[START]

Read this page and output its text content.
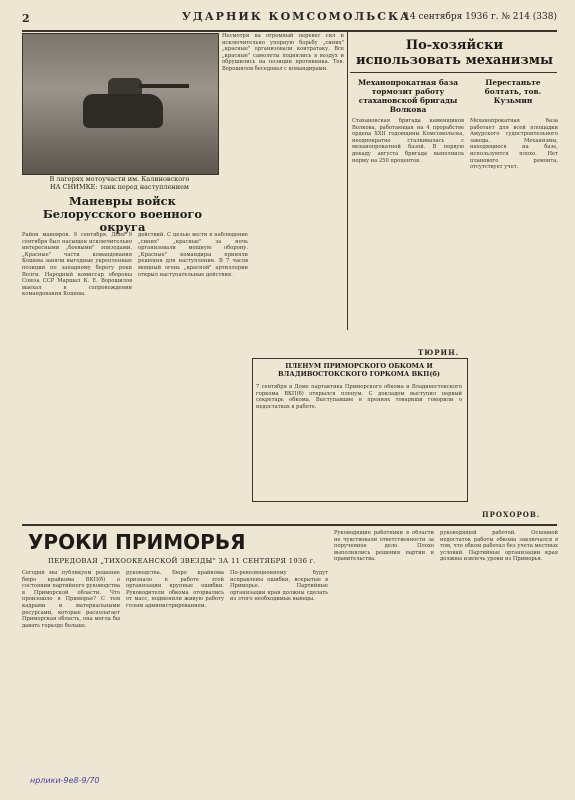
2	УДАРНИК КОМСОМОЛЬСКА
14 сентября 1936 г. № 214 (338)
В лагерях мотоучасти им. Калиновского
НА СНИМКЕ: танк перед наступлением
Маневры войск Белорусского военного округа
Район маневров. 9 сентября. День 9 сентября был насыщен исключительно интересными „боевыми" эпизодами. „Красные" части командования Кошева заняли выгодные укрепленные позиции по западному берегу реки Волги. Народный комиссар обороны Союза ССР Маршал К. Е. Ворошилов выехал в сопровождении командования Кошева.
действий. С целью вести в наблюдение „синих" „красные" за ночь организовали мощную оборону. „Красные" командиры приняли решения для наступления. В 7 часов мощный огонь „красной" артиллерии открыл наступательные действия.
Несмотря на огромный перевес сил и исключительно упорную борьбу „синих" „красные" организовали контратаку. Все „красные" самолеты поднялись в воздух и обрушились на позиции противника. Тов. Ворошилов беседовал с командирами.
По-хозяйски использовать механизмы
Механопрокатная база тормозит работу стахановской бригады Волкова
Перестаньте болтать, тов. Кузьмин
Стахановская бригада каменщиков Волкова, работающая на 4 прорабстве ордена XXII годовщины Комсомольска, неоднократно сталкивалась с механопрокатной базой. В первую декаду августа бригада выполнила норму на 250 процентов.
Механопрокатная база работает для всей площадки Амурского судостроительного завода. Механизмы, находящиеся на базе, используются плохо. Нет планового ремонта, отсутствует учет.
ТЮРИН.
ПЛЕНУМ ПРИМОРСКОГО ОБКОМА И ВЛАДИВОСТОКСКОГО ГОРКОМА ВКП(б)
7 сентября в Доме партактива Приморского обкома и Владивостокского горкома ВКП(б) открылся пленум. С докладом выступил первый секретарь обкома. Выступавшие в прениях товарищи говорили о недостатках в работе.
ПРОХОРОВ.
УРОКИ ПРИМОРЬЯ
ПЕРЕДОВАЯ „ТИХООКЕАНСКОЙ ЗВЕЗДЫ" ЗА 11 СЕНТЯБРЯ 1936 г.
Сегодня мы публикуем решение бюро крайкома ВКП(б) о состоянии партийного руководства в Приморской области. Что произошло в Приморье? С тем кадрами и материальными ресурсами, которые располагает Приморская область, она могла бы давать гораздо больше.
руководства. Бюро крайкома признало в работе этой организации крупные ошибки. Руководители обкома оторвались от масс, подменили живую работу голым администрированием.
По-революционному будут исправлены ошибки, вскрытые в Приморье. Партийные организации края должны сделать из этого необходимые выводы.
Руководящие работники в области не чувствовали ответственности за порученное дело. Плохо выполнялись решения партии и правительства.
руководящей работой. Основной недостаток работы обкома заключался в том, что обком работал без учета местных условий. Партийные организации края должны извлечь уроки из Приморья.
нрлики-9е8-9/70
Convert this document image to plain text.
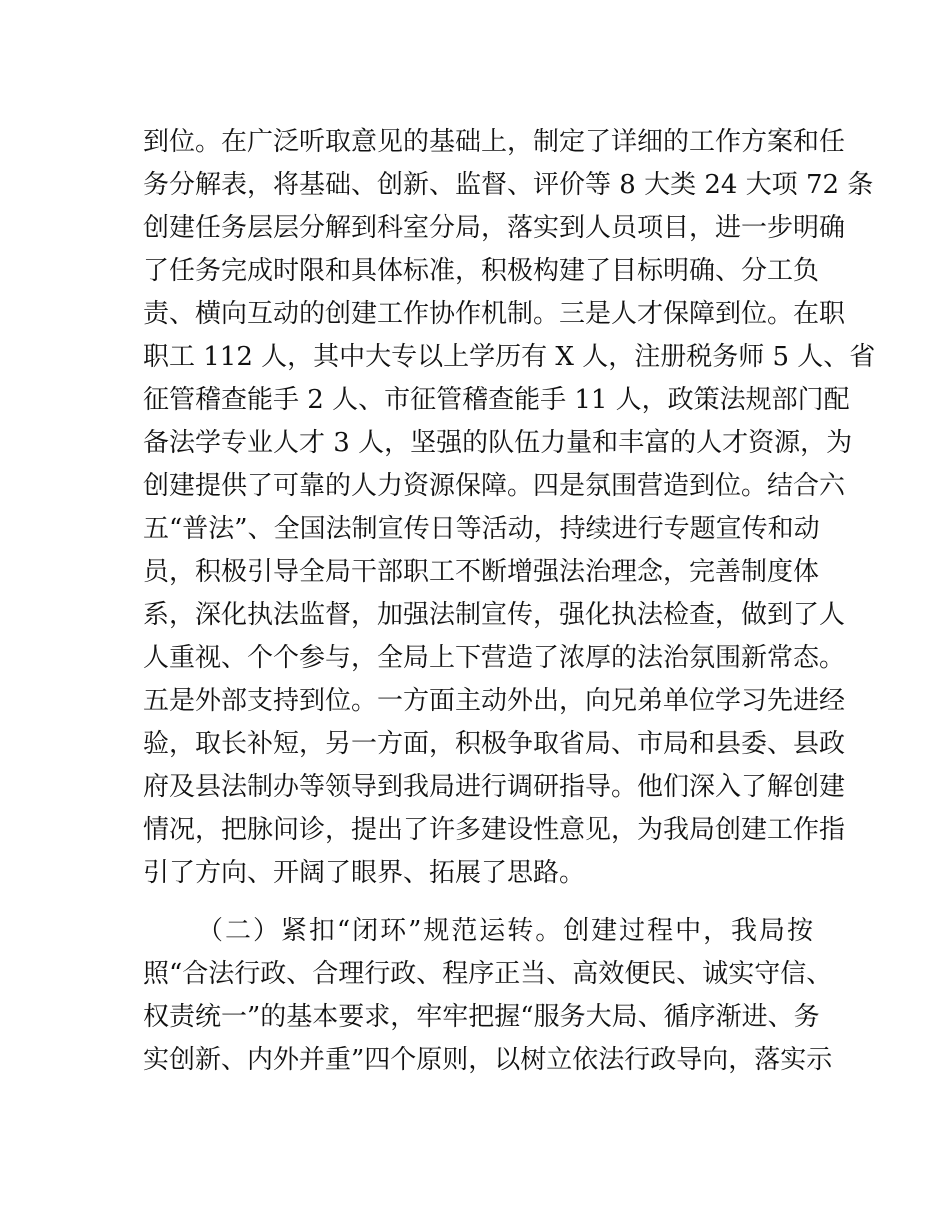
到位。在广泛听取意见的基础上，制定了详细的工作方案和任
务分解表，将基础、创新、监督、评价等 8 大类 24 大项 72 条
创建任务层层分解到科室分局，落实到人员项目，进一步明确
了任务完成时限和具体标准，积极构建了目标明确、分工负
责、横向互动的创建工作协作机制。三是人才保障到位。在职
职工 112 人，其中大专以上学历有 X 人，注册税务师 5 人、省
征管稽查能手 2 人、市征管稽查能手 11 人，政策法规部门配
备法学专业人才 3 人，坚强的队伍力量和丰富的人才资源，为
创建提供了可靠的人力资源保障。四是氛围营造到位。结合六
五“普法”、全国法制宣传日等活动，持续进行专题宣传和动
员，积极引导全局干部职工不断增强法治理念，完善制度体
系，深化执法监督，加强法制宣传，强化执法检查，做到了人
人重视、个个参与，全局上下营造了浓厚的法治氛围新常态。
五是外部支持到位。一方面主动外出，向兄弟单位学习先进经
验，取长补短，另一方面，积极争取省局、市局和县委、县政
府及县法制办等领导到我局进行调研指导。他们深入了解创建
情况，把脉问诊，提出了许多建设性意见，为我局创建工作指
引了方向、开阔了眼界、拓展了思路。
（二）紧扣“闭环”规范运转。创建过程中，我局按
照“合法行政、合理行政、程序正当、高效便民、诚实守信、
权责统一”的基本要求，牢牢把握“服务大局、循序渐进、务
实创新、内外并重”四个原则，以树立依法行政导向，落实示
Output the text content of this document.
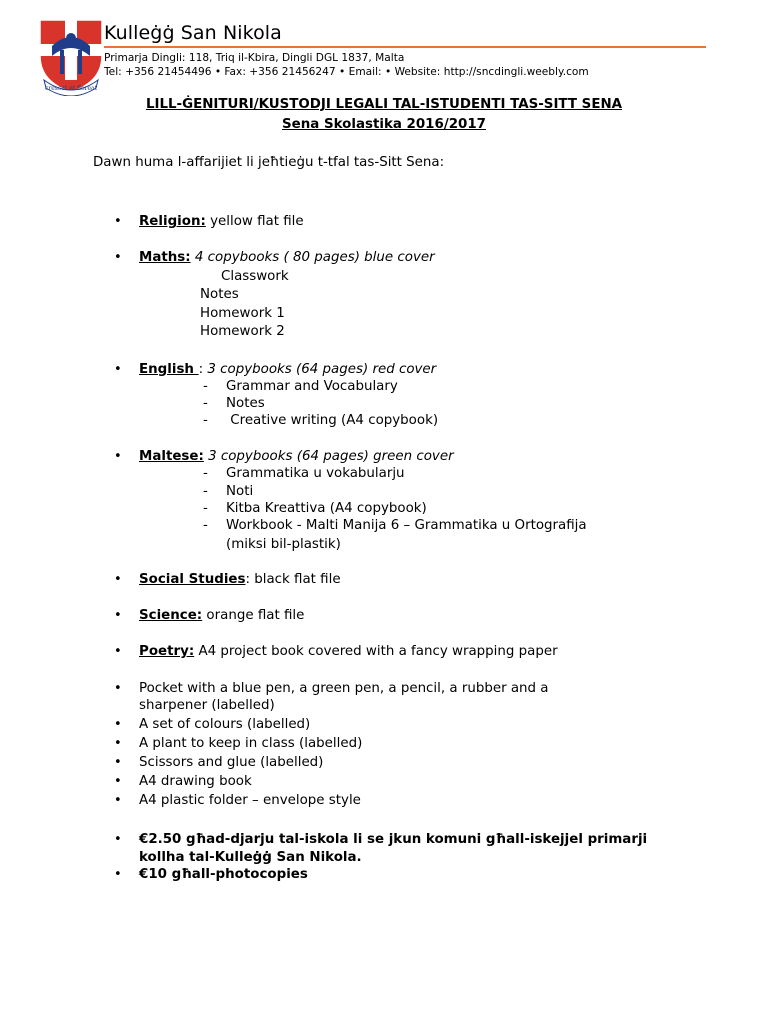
crescat et floreat
Kulleġġ San Nikola
Primarja Dingli: 118, Triq il-Kbira, Dingli DGL 1837, Malta
Tel: +356 21454496 • Fax: +356 21456247 • Email: • Website: http://sncdingli.weebly.com
LILL-ĠENITURI/KUSTODJI LEGALI TAL-ISTUDENTI TAS-SITT SENA
Sena Skolastika 2016/2017
Dawn huma l-affarijiet li jeħtieġu t-tfal tas-Sitt Sena:
• Religion: yellow flat file
• Maths: 4 copybooks ( 80 pages) blue cover
Classwork
Notes
Homework 1
Homework 2
• English : 3 copybooks (64 pages) red cover
- Grammar and Vocabulary
- Notes
- Creative writing (A4 copybook)
• Maltese: 3 copybooks (64 pages) green cover
- Grammatika u vokabularju
- Noti
- Kitba Kreattiva (A4 copybook)
- Workbook - Malti Manija 6 – Grammatika u Ortografija
(miksi bil-plastik)
• Social Studies: black flat file
• Science: orange flat file
• Poetry: A4 project book covered with a fancy wrapping paper
• Pocket with a blue pen, a green pen, a pencil, a rubber and a
sharpener (labelled)
• A set of colours (labelled)
• A plant to keep in class (labelled)
• Scissors and glue (labelled)
• A4 drawing book
• A4 plastic folder – envelope style
• €2.50 għad-djarju tal-iskola li se jkun komuni għall-iskejjel primarji
kollha tal-Kulleġġ San Nikola.
• €10 għall-photocopies
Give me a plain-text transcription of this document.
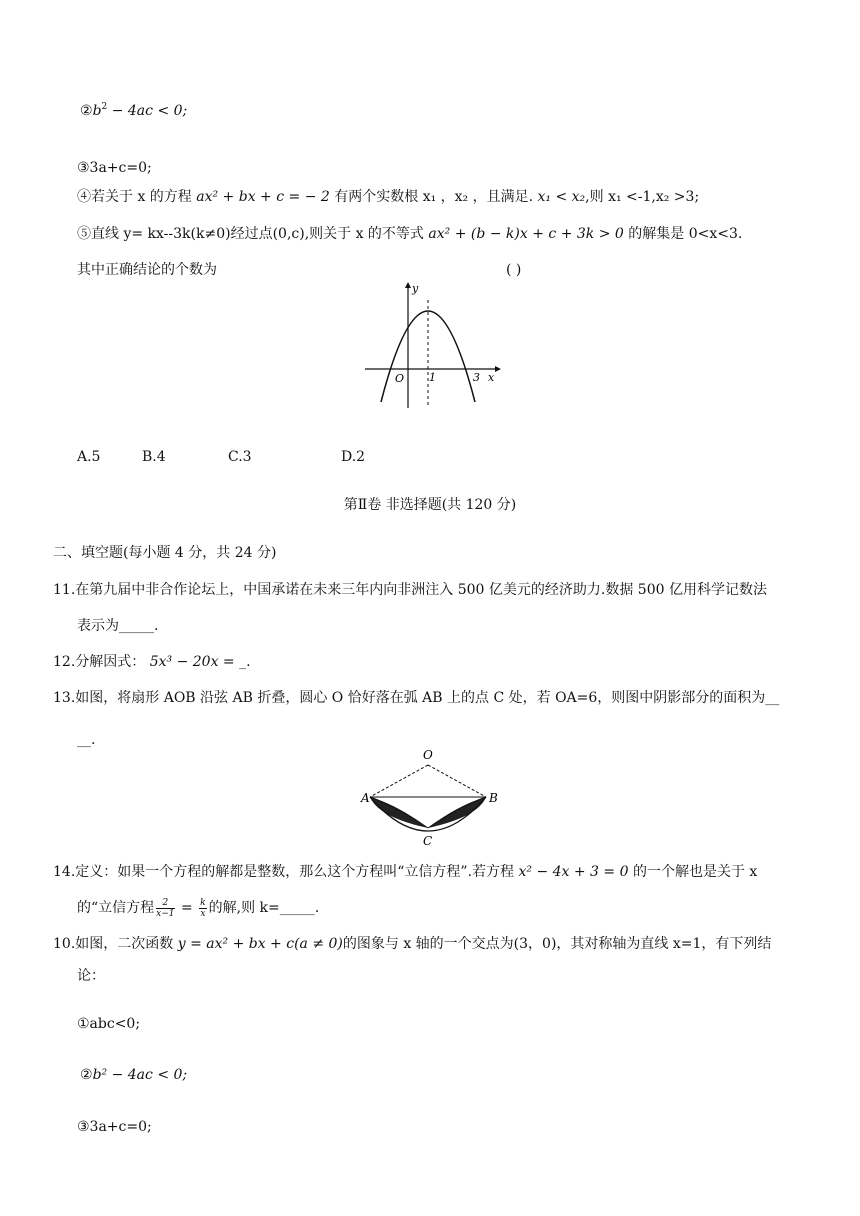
$②b^2 - 4ac < 0$;
③3a+c=0;
④若关于 x 的方程 ax² + bx + c = − 2 有两个实数根 x₁ ，x₂ ，且满足. x₁ < x₂,则 x₁ <-1,x₂ >3;
⑤直线 y= kx--3k(k≠0)经过点(0,c),则关于 x 的不等式 ax² + (b − k)x + c + 3k > 0 的解集是 0<x<3.
其中正确结论的个数为	( )
y
x
O 1	3
A.5	B.4	C.3	D.2
第Ⅱ卷 非选择题(共 120 分)
二、填空题(每小题 4 分，共 24 分)
11.在第九届中非合作论坛上，中国承诺在未来三年内向非洲注入 500 亿美元的经济助力.数据 500 亿用科学记数法
表示为_____.
12.分解因式： 5x³ − 20x = _.
13.如图，将扇形 AOB 沿弦 AB 折叠，圆心 O 恰好落在弧 AB 上的点 C 处，若 OA=6，则图中阴影部分的面积为__
__.
O
A	B
C
14.定义：如果一个方程的解都是整数，那么这个方程叫“立信方程”.若方程 x² − 4x + 3 = 0 的一个解也是关于 x
的“立信方程 $\frac{2}{x-1} = \frac{k}{x}$ 的解,则 k=_____.
10.如图，二次函数 y = ax² + bx + c(a ≠ 0)的图象与 x 轴的一个交点为(3，0)，其对称轴为直线 x=1，有下列结
论：
①abc<0;
②b² − 4ac < 0;
③3a+c=0;
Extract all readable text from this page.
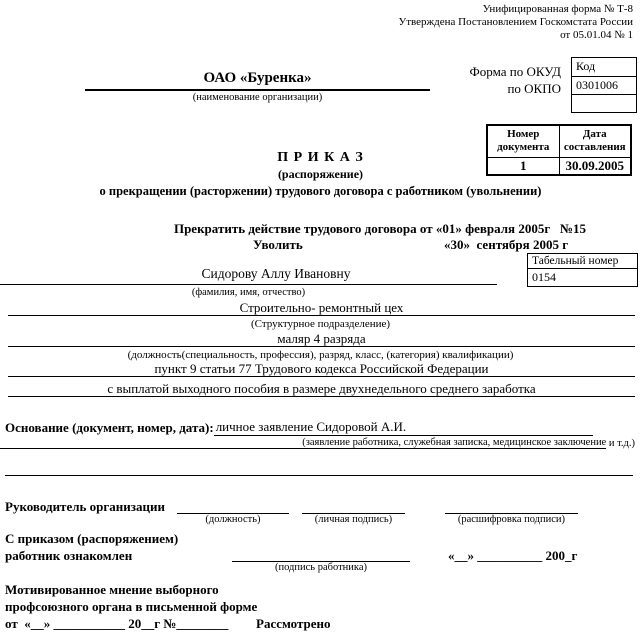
Унифицированная форма № Т-8
Утверждена Постановлением Госкомстата России
от 05.01.04 № 1
ОАО «Буренка»
(наименование организации)
Форма по ОКУД
по ОКПО
Код
0301006
Номер документа	Дата составления
1	30.09.2005
П Р И К А З
(распоряжение)
о прекращении (расторжении) трудового договора с работником (увольнении)
Прекратить действие трудового договора от «01» февраля 2005г   №15
Уволить	«30»  сентября 2005 г
Табельный номер
0154
Сидорову Аллу Ивановну
(фамилия, имя, отчество)
Строительно- ремонтный цех
(Структурное подразделение)
маляр 4 разряда
(должность(специальность, профессия), разряд, класс, (категория) квалификации)
пункт 9 статьи 77 Трудового кодекса Российской Федерации
с выплатой выходного пособия в размере двухнедельного среднего заработка
Основание (документ, номер, дата): личное заявление Сидоровой А.И.
(заявление работника, служебная записка, медицинское заключение и т.д.)
Руководитель организации
(должность)	(личная подпись)	(расшифровка подписи)
С приказом (распоряжением)
работник ознакомлен
(подпись работника)
«__» __________ 200_г
Мотивированное мнение выборного
профсоюзного органа в письменной форме
от  «__» ___________ 20__г №________ Рассмотрено
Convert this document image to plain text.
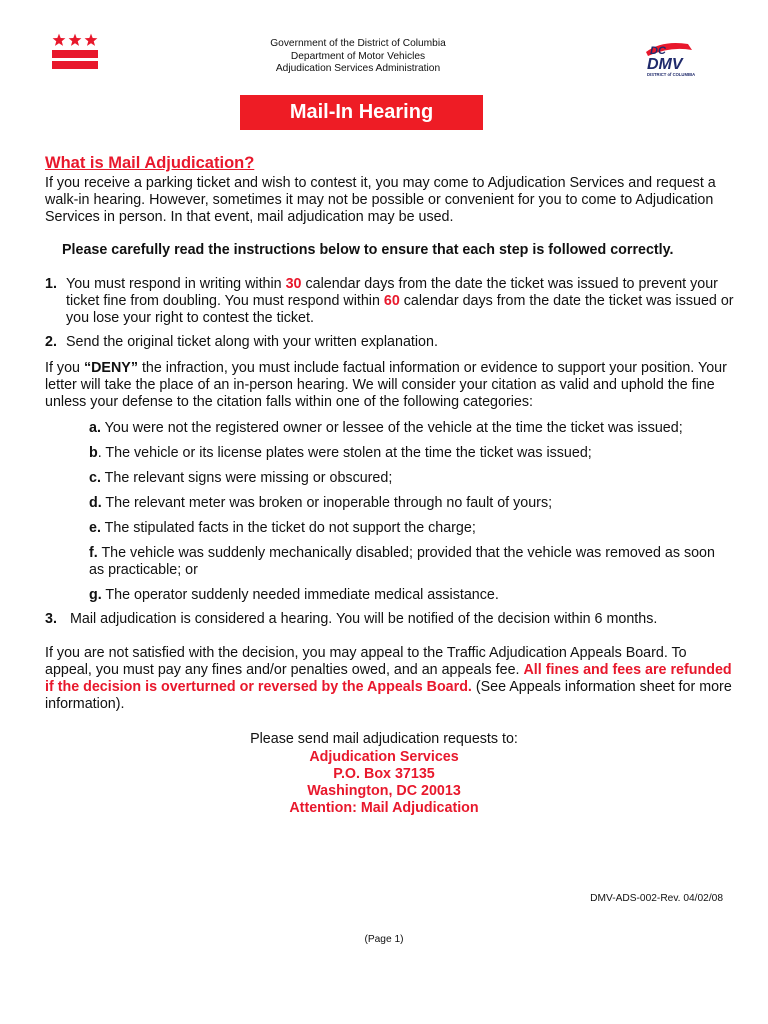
Government of the District of Columbia
Department of Motor Vehicles
Adjudication Services Administration
DC
DMV
DISTRICT of COLUMBIA
Mail-In Hearing
What is Mail Adjudication?

If you receive a parking ticket and wish to contest it, you may come to Adjudication Services and request a walk-in hearing. However, sometimes it may not be possible or convenient for you to come to Adjudication Services in person. In that event, mail adjudication may be used.

Please carefully read the instructions below to ensure that each step is followed correctly.

1. You must respond in writing within 30 calendar days from the date the ticket was issued to prevent your ticket fine from doubling. You must respond within 60 calendar days from the date the ticket was issued or you lose your right to contest the ticket.

2. Send the original ticket along with your written explanation.

If you “DENY” the infraction, you must include factual information or evidence to support your position. Your letter will take the place of an in-person hearing. We will consider your citation as valid and uphold the fine unless your defense to the citation falls within one of the following categories:

a. You were not the registered owner or lessee of the vehicle at the time the ticket was issued;

b. The vehicle or its license plates were stolen at the time the ticket was issued;

c. The relevant signs were missing or obscured;

d. The relevant meter was broken or inoperable through no fault of yours;

e. The stipulated facts in the ticket do not support the charge;

f. The vehicle was suddenly mechanically disabled; provided that the vehicle was removed as soon as practicable; or

g. The operator suddenly needed immediate medical assistance.

3. Mail adjudication is considered a hearing. You will be notified of the decision within 6 months.

If you are not satisfied with the decision, you may appeal to the Traffic Adjudication Appeals Board. To appeal, you must pay any fines and/or penalties owed, and an appeals fee. All fines and fees are refunded if the decision is overturned or reversed by the Appeals Board. (See Appeals information sheet for more information).

Please send mail adjudication requests to:

Adjudication Services
P.O. Box 37135
Washington, DC 20013
Attention: Mail Adjudication
DMV-ADS-002-Rev. 04/02/08
(Page 1)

[END]

Copy every single line of the material above that holds "база".

_Completed task:_
Механопрокатная база тормозит работу стахановской бригады Волкова
Механопрокатная база работает для всей площадки Амурского судостроительного завода. Механизмы, находящиеся на базе, используются плохо. Нет планового ремонта, отсутствует учет.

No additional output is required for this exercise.